**YOUR GOAL**: Copy each line where the word "selection" occurs.

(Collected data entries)
:::

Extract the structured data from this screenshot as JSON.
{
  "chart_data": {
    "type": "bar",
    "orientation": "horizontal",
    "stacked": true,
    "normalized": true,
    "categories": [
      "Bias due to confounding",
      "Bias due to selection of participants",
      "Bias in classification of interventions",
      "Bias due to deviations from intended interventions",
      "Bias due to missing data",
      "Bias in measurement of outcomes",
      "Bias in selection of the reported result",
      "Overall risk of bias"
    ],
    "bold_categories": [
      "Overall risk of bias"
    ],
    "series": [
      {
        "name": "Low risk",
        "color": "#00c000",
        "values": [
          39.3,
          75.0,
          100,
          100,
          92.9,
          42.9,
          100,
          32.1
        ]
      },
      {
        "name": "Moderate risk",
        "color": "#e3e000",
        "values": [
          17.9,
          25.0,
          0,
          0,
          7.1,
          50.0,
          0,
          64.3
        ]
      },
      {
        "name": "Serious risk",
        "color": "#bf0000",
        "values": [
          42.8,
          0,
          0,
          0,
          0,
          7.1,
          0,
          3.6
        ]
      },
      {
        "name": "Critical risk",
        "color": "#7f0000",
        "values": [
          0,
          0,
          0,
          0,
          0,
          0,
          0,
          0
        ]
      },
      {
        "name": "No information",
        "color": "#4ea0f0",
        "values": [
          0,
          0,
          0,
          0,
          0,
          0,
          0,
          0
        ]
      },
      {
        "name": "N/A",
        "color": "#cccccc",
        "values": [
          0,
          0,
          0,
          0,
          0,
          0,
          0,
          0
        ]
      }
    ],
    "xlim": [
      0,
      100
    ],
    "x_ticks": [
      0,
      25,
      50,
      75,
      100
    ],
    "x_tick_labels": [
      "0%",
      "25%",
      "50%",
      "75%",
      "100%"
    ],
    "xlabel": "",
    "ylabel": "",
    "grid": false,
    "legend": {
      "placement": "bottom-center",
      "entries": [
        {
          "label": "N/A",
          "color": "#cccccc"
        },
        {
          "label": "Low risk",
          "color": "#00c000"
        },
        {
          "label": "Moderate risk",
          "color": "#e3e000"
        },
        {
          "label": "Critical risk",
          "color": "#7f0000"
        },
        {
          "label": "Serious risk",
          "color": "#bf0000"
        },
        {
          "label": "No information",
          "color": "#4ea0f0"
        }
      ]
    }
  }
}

:::

**OUTPUT**:
      "Bias due to selection of participants",
      "Bias in selection of the reported result",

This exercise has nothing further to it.